(Exercise instructions) Exactly reproduce the entries, dropping any pictures from your copy.

(Dataset content)
◇ ◇ ◇ ◇ ◇

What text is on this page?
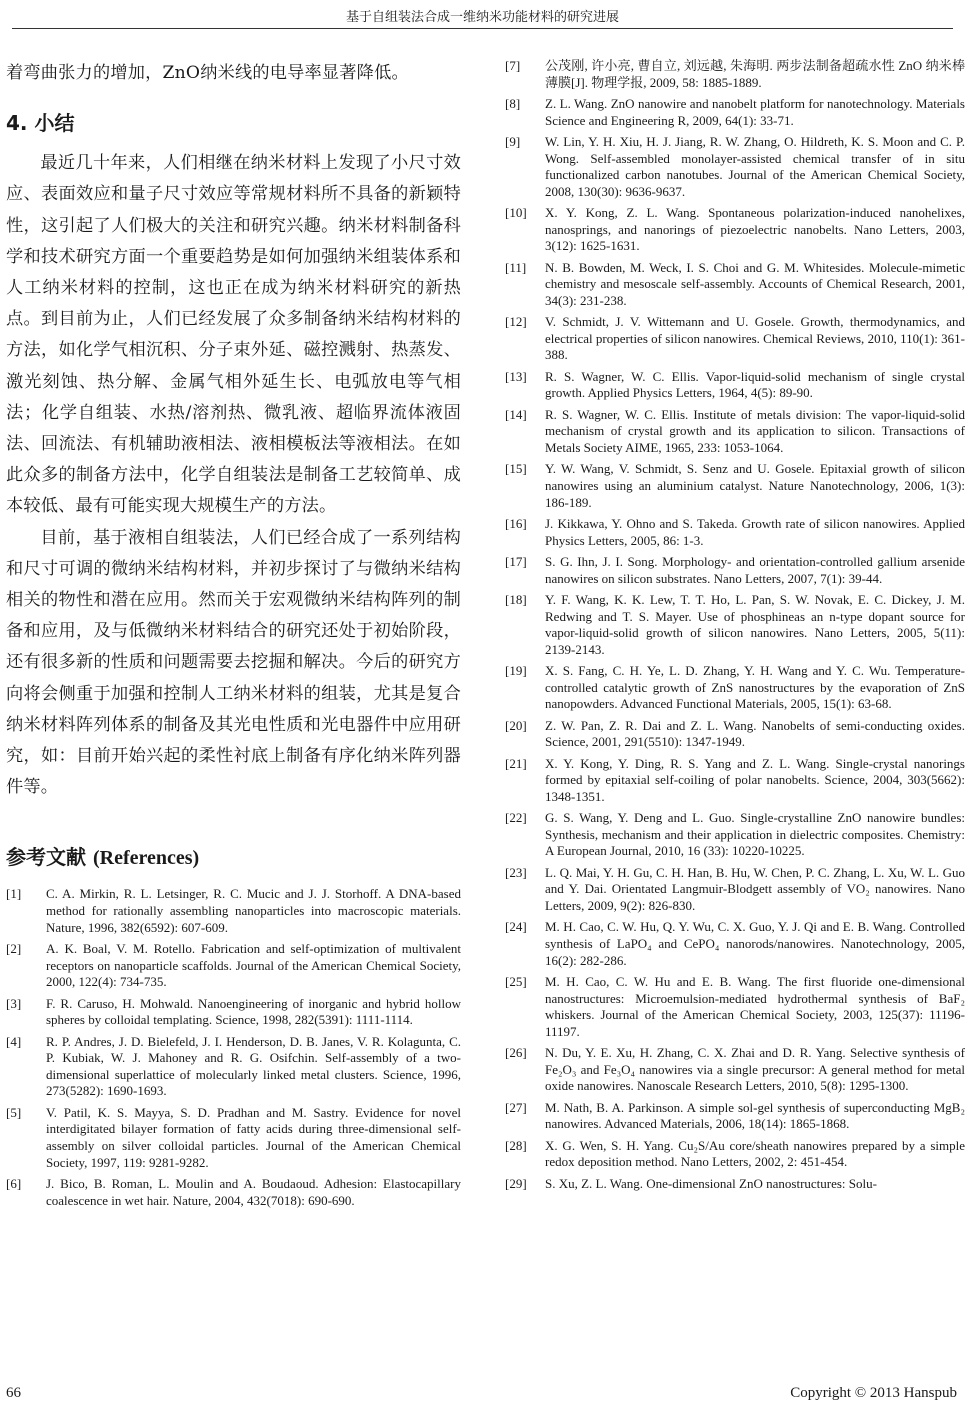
基于自组装法合成一维纳米功能材料的研究进展

着弯曲张力的增加，ZnO纳米线的电导率显著降低。

4. 小结

最近几十年来，人们相继在纳米材料上发现了小尺寸效应、表面效应和量子尺寸效应等常规材料所不具备的新颖特性，这引起了人们极大的关注和研究兴趣。纳米材料制备科学和技术研究方面一个重要趋势是如何加强纳米组装体系和人工纳米材料的控制，这也正在成为纳米材料研究的新热点。到目前为止，人们已经发展了众多制备纳米结构材料的方法，如化学气相沉积、分子束外延、磁控溅射、热蒸发、激光刻蚀、热分解、金属气相外延生长、电弧放电等气相法；化学自组装、水热/溶剂热、微乳液、超临界流体液固法、回流法、有机辅助液相法、液相模板法等液相法。在如此众多的制备方法中，化学自组装法是制备工艺较简单、成本较低、最有可能实现大规模生产的方法。

目前，基于液相自组装法，人们已经合成了一系列结构和尺寸可调的微纳米结构材料，并初步探讨了与微纳米结构相关的物性和潜在应用。然而关于宏观微纳米结构阵列的制备和应用，及与低微纳米材料结合的研究还处于初始阶段，还有很多新的性质和问题需要去挖掘和解决。今后的研究方向将会侧重于加强和控制人工纳米材料的组装，尤其是复合纳米材料阵列体系的制备及其光电性质和光电器件中应用研究，如：目前开始兴起的柔性衬底上制备有序化纳米阵列器件等。

参考文献 (References)
[1] C. A. Mirkin, R. L. Letsinger, R. C. Mucic and J. J. Storhoff. A DNA-based method for rationally assembling nanoparticles into macroscopic materials. Nature, 1996, 382(6592): 607-609.
[2] A. K. Boal, V. M. Rotello. Fabrication and self-optimization of multivalent receptors on nanoparticle scaffolds. Journal of the American Chemical Society, 2000, 122(4): 734-735.
[3] F. R. Caruso, H. Mohwald. Nanoengineering of inorganic and hybrid hollow spheres by colloidal templating. Science, 1998, 282(5391): 1111-1114.
[4] R. P. Andres, J. D. Bielefeld, J. I. Henderson, D. B. Janes, V. R. Kolagunta, C. P. Kubiak, W. J. Mahoney and R. G. Osifchin. Self-assembly of a two-dimensional superlattice of molecularly linked metal clusters. Science, 1996, 273(5282): 1690-1693.
[5] V. Patil, K. S. Mayya, S. D. Pradhan and M. Sastry. Evidence for novel interdigitated bilayer formation of fatty acids during three-dimensional self-assembly on silver colloidal particles. Journal of the American Chemical Society, 1997, 119: 9281-9282.
[6] J. Bico, B. Roman, L. Moulin and A. Boudaoud. Adhesion: Elastocapillary coalescence in wet hair. Nature, 2004, 432(7018): 690-690.
[7] 公茂刚, 许小亮, 曹自立, 刘远越, 朱海明. 两步法制备超疏水性 ZnO 纳米棒薄膜[J]. 物理学报, 2009, 58: 1885-1889.
[8] Z. L. Wang. ZnO nanowire and nanobelt platform for nanotechnology. Materials Science and Engineering R, 2009, 64(1): 33-71.
[9] W. Lin, Y. H. Xiu, H. J. Jiang, R. W. Zhang, O. Hildreth, K. S. Moon and C. P. Wong. Self-assembled monolayer-assisted chemical transfer of in situ functionalized carbon nanotubes. Journal of the American Chemical Society, 2008, 130(30): 9636-9637.
[10] X. Y. Kong, Z. L. Wang. Spontaneous polarization-induced nanohelixes, nanosprings, and nanorings of piezoelectric nanobelts. Nano Letters, 2003, 3(12): 1625-1631.
[11] N. B. Bowden, M. Weck, I. S. Choi and G. M. Whitesides. Molecule-mimetic chemistry and mesoscale self-assembly. Accounts of Chemical Research, 2001, 34(3): 231-238.
[12] V. Schmidt, J. V. Wittemann and U. Gosele. Growth, thermodynamics, and electrical properties of silicon nanowires. Chemical Reviews, 2010, 110(1): 361-388.
[13] R. S. Wagner, W. C. Ellis. Vapor-liquid-solid mechanism of single crystal growth. Applied Physics Letters, 1964, 4(5): 89-90.
[14] R. S. Wagner, W. C. Ellis. Institute of metals division: The vapor-liquid-solid mechanism of crystal growth and its application to silicon. Transactions of Metals Society AIME, 1965, 233: 1053-1064.
[15] Y. W. Wang, V. Schmidt, S. Senz and U. Gosele. Epitaxial growth of silicon nanowires using an aluminium catalyst. Nature Nanotechnology, 2006, 1(3): 186-189.
[16] J. Kikkawa, Y. Ohno and S. Takeda. Growth rate of silicon nanowires. Applied Physics Letters, 2005, 86: 1-3.
[17] S. G. Ihn, J. I. Song. Morphology- and orientation-controlled gallium arsenide nanowires on silicon substrates. Nano Letters, 2007, 7(1): 39-44.
[18] Y. F. Wang, K. K. Lew, T. T. Ho, L. Pan, S. W. Novak, E. C. Dickey, J. M. Redwing and T. S. Mayer. Use of phosphineas an n-type dopant source for vapor-liquid-solid growth of silicon nanowires. Nano Letters, 2005, 5(11): 2139-2143.
[19] X. S. Fang, C. H. Ye, L. D. Zhang, Y. H. Wang and Y. C. Wu. Temperature-controlled catalytic growth of ZnS nanostructures by the evaporation of ZnS nanopowders. Advanced Functional Materials, 2005, 15(1): 63-68.
[20] Z. W. Pan, Z. R. Dai and Z. L. Wang. Nanobelts of semi-conducting oxides. Science, 2001, 291(5510): 1347-1949.
[21] X. Y. Kong, Y. Ding, R. S. Yang and Z. L. Wang. Single-crystal nanorings formed by epitaxial self-coiling of polar nanobelts. Science, 2004, 303(5662): 1348-1351.
[22] G. S. Wang, Y. Deng and L. Guo. Single-crystalline ZnO nanowire bundles: Synthesis, mechanism and their application in dielectric composites. Chemistry: A European Journal, 2010, 16 (33): 10220-10225.
[23] L. Q. Mai, Y. H. Gu, C. H. Han, B. Hu, W. Chen, P. C. Zhang, L. Xu, W. L. Guo and Y. Dai. Orientated Langmuir-Blodgett assembly of VO₂ nanowires. Nano Letters, 2009, 9(2): 826-830.
[24] M. H. Cao, C. W. Hu, Q. Y. Wu, C. X. Guo, Y. J. Qi and E. B. Wang. Controlled synthesis of LaPO₄ and CePO₄ nanorods/nanowires. Nanotechnology, 2005, 16(2): 282-286.
[25] M. H. Cao, C. W. Hu and E. B. Wang. The first fluoride one-dimensional nanostructures: Microemulsion-mediated hydrothermal synthesis of BaF₂ whiskers. Journal of the American Chemical Society, 2003, 125(37): 11196-11197.
[26] N. Du, Y. E. Xu, H. Zhang, C. X. Zhai and D. R. Yang. Selective synthesis of Fe₂O₃ and Fe₃O₄ nanowires via a single precursor: A general method for metal oxide nanowires. Nanoscale Research Letters, 2010, 5(8): 1295-1300.
[27] M. Nath, B. A. Parkinson. A simple sol-gel synthesis of superconducting MgB₂ nanowires. Advanced Materials, 2006, 18(14): 1865-1868.
[28] X. G. Wen, S. H. Yang. Cu₂S/Au core/sheath nanowires prepared by a simple redox deposition method. Nano Letters, 2002, 2: 451-454.
[29] S. Xu, Z. L. Wang. One-dimensional ZnO nanostructures: Solu-
66	Copyright © 2013 Hanspub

◇ ◇ ◇ ◇ ◇

(Completed task)
What text is on this page?
基于自组装法合成一维纳米功能材料的研究进展

着弯曲张力的增加，ZnO纳米线的电导率显著降低。

4. 小结

最近几十年来，人们相继在纳米材料上发现了小尺寸效应、表面效应和量子尺寸效应等常规材料所不具备的新颖特性，这引起了人们极大的关注和研究兴趣。纳米材料制备科学和技术研究方面一个重要趋势是如何加强纳米组装体系和人工纳米材料的控制，这也正在成为纳米材料研究的新热点。到目前为止，人们已经发展了众多制备纳米结构材料的方法，如化学气相沉积、分子束外延、磁控溅射、热蒸发、激光刻蚀、热分解、金属气相外延生长、电弧放电等气相法；化学自组装、水热/溶剂热、微乳液、超临界流体液固法、回流法、有机辅助液相法、液相模板法等液相法。在如此众多的制备方法中，化学自组装法是制备工艺较简单、成本较低、最有可能实现大规模生产的方法。

目前，基于液相自组装法，人们已经合成了一系列结构和尺寸可调的微纳米结构材料，并初步探讨了与微纳米结构相关的物性和潜在应用。然而关于宏观微纳米结构阵列的制备和应用，及与低微纳米材料结合的研究还处于初始阶段，还有很多新的性质和问题需要去挖掘和解决。今后的研究方向将会侧重于加强和控制人工纳米材料的组装，尤其是复合纳米材料阵列体系的制备及其光电性质和光电器件中应用研究，如：目前开始兴起的柔性衬底上制备有序化纳米阵列器件等。

参考文献 (References)
[1] C. A. Mirkin, R. L. Letsinger, R. C. Mucic and J. J. Storhoff. A DNA-based method for rationally assembling nanoparticles into macroscopic materials. Nature, 1996, 382(6592): 607-609.
[2] A. K. Boal, V. M. Rotello. Fabrication and self-optimization of multivalent receptors on nanoparticle scaffolds. Journal of the American Chemical Society, 2000, 122(4): 734-735.
[3] F. R. Caruso, H. Mohwald. Nanoengineering of inorganic and hybrid hollow spheres by colloidal templating. Science, 1998, 282(5391): 1111-1114.
[4] R. P. Andres, J. D. Bielefeld, J. I. Henderson, D. B. Janes, V. R. Kolagunta, C. P. Kubiak, W. J. Mahoney and R. G. Osifchin. Self-assembly of a two-dimensional superlattice of molecularly linked metal clusters. Science, 1996, 273(5282): 1690-1693.
[5] V. Patil, K. S. Mayya, S. D. Pradhan and M. Sastry. Evidence for novel interdigitated bilayer formation of fatty acids during three-dimensional self-assembly on silver colloidal particles. Journal of the American Chemical Society, 1997, 119: 9281-9282.
[6] J. Bico, B. Roman, L. Moulin and A. Boudaoud. Adhesion: Elastocapillary coalescence in wet hair. Nature, 2004, 432(7018): 690-690.
[7] 公茂刚, 许小亮, 曹自立, 刘远越, 朱海明. 两步法制备超疏水性 ZnO 纳米棒薄膜[J]. 物理学报, 2009, 58: 1885-1889.
[8] Z. L. Wang. ZnO nanowire and nanobelt platform for nanotechnology. Materials Science and Engineering R, 2009, 64(1): 33-71.
[9] W. Lin, Y. H. Xiu, H. J. Jiang, R. W. Zhang, O. Hildreth, K. S. Moon and C. P. Wong. Self-assembled monolayer-assisted chemical transfer of in situ functionalized carbon nanotubes. Journal of the American Chemical Society, 2008, 130(30): 9636-9637.
[10] X. Y. Kong, Z. L. Wang. Spontaneous polarization-induced nanohelixes, nanosprings, and nanorings of piezoelectric nanobelts. Nano Letters, 2003, 3(12): 1625-1631.
[11] N. B. Bowden, M. Weck, I. S. Choi and G. M. Whitesides. Molecule-mimetic chemistry and mesoscale self-assembly. Accounts of Chemical Research, 2001, 34(3): 231-238.
[12] V. Schmidt, J. V. Wittemann and U. Gosele. Growth, thermodynamics, and electrical properties of silicon nanowires. Chemical Reviews, 2010, 110(1): 361-388.
[13] R. S. Wagner, W. C. Ellis. Vapor-liquid-solid mechanism of single crystal growth. Applied Physics Letters, 1964, 4(5): 89-90.
[14] R. S. Wagner, W. C. Ellis. Institute of metals division: The vapor-liquid-solid mechanism of crystal growth and its application to silicon. Transactions of Metals Society AIME, 1965, 233: 1053-1064.
[15] Y. W. Wang, V. Schmidt, S. Senz and U. Gosele. Epitaxial growth of silicon nanowires using an aluminium catalyst. Nature Nanotechnology, 2006, 1(3): 186-189.
[16] J. Kikkawa, Y. Ohno and S. Takeda. Growth rate of silicon nanowires. Applied Physics Letters, 2005, 86: 1-3.
[17] S. G. Ihn, J. I. Song. Morphology- and orientation-controlled gallium arsenide nanowires on silicon substrates. Nano Letters, 2007, 7(1): 39-44.
[18] Y. F. Wang, K. K. Lew, T. T. Ho, L. Pan, S. W. Novak, E. C. Dickey, J. M. Redwing and T. S. Mayer. Use of phosphineas an n-type dopant source for vapor-liquid-solid growth of silicon nanowires. Nano Letters, 2005, 5(11): 2139-2143.
[19] X. S. Fang, C. H. Ye, L. D. Zhang, Y. H. Wang and Y. C. Wu. Temperature-controlled catalytic growth of ZnS nanostructures by the evaporation of ZnS nanopowders. Advanced Functional Materials, 2005, 15(1): 63-68.
[20] Z. W. Pan, Z. R. Dai and Z. L. Wang. Nanobelts of semi-conducting oxides. Science, 2001, 291(5510): 1347-1949.
[21] X. Y. Kong, Y. Ding, R. S. Yang and Z. L. Wang. Single-crystal nanorings formed by epitaxial self-coiling of polar nanobelts. Science, 2004, 303(5662): 1348-1351.
[22] G. S. Wang, Y. Deng and L. Guo. Single-crystalline ZnO nanowire bundles: Synthesis, mechanism and their application in dielectric composites. Chemistry: A European Journal, 2010, 16 (33): 10220-10225.
[23] L. Q. Mai, Y. H. Gu, C. H. Han, B. Hu, W. Chen, P. C. Zhang, L. Xu, W. L. Guo and Y. Dai. Orientated Langmuir-Blodgett assembly of VO₂ nanowires. Nano Letters, 2009, 9(2): 826-830.
[24] M. H. Cao, C. W. Hu, Q. Y. Wu, C. X. Guo, Y. J. Qi and E. B. Wang. Controlled synthesis of LaPO₄ and CePO₄ nanorods/nanowires. Nanotechnology, 2005, 16(2): 282-286.
[25] M. H. Cao, C. W. Hu and E. B. Wang. The first fluoride one-dimensional nanostructures: Microemulsion-mediated hydrothermal synthesis of BaF₂ whiskers. Journal of the American Chemical Society, 2003, 125(37): 11196-11197.
[26] N. Du, Y. E. Xu, H. Zhang, C. X. Zhai and D. R. Yang. Selective synthesis of Fe₂O₃ and Fe₃O₄ nanowires via a single precursor: A general method for metal oxide nanowires. Nanoscale Research Letters, 2010, 5(8): 1295-1300.
[27] M. Nath, B. A. Parkinson. A simple sol-gel synthesis of superconducting MgB₂ nanowires. Advanced Materials, 2006, 18(14): 1865-1868.
[28] X. G. Wen, S. H. Yang. Cu₂S/Au core/sheath nanowires prepared by a simple redox deposition method. Nano Letters, 2002, 2: 451-454.
[29] S. Xu, Z. L. Wang. One-dimensional ZnO nanostructures: Solu-
66	Copyright © 2013 Hanspub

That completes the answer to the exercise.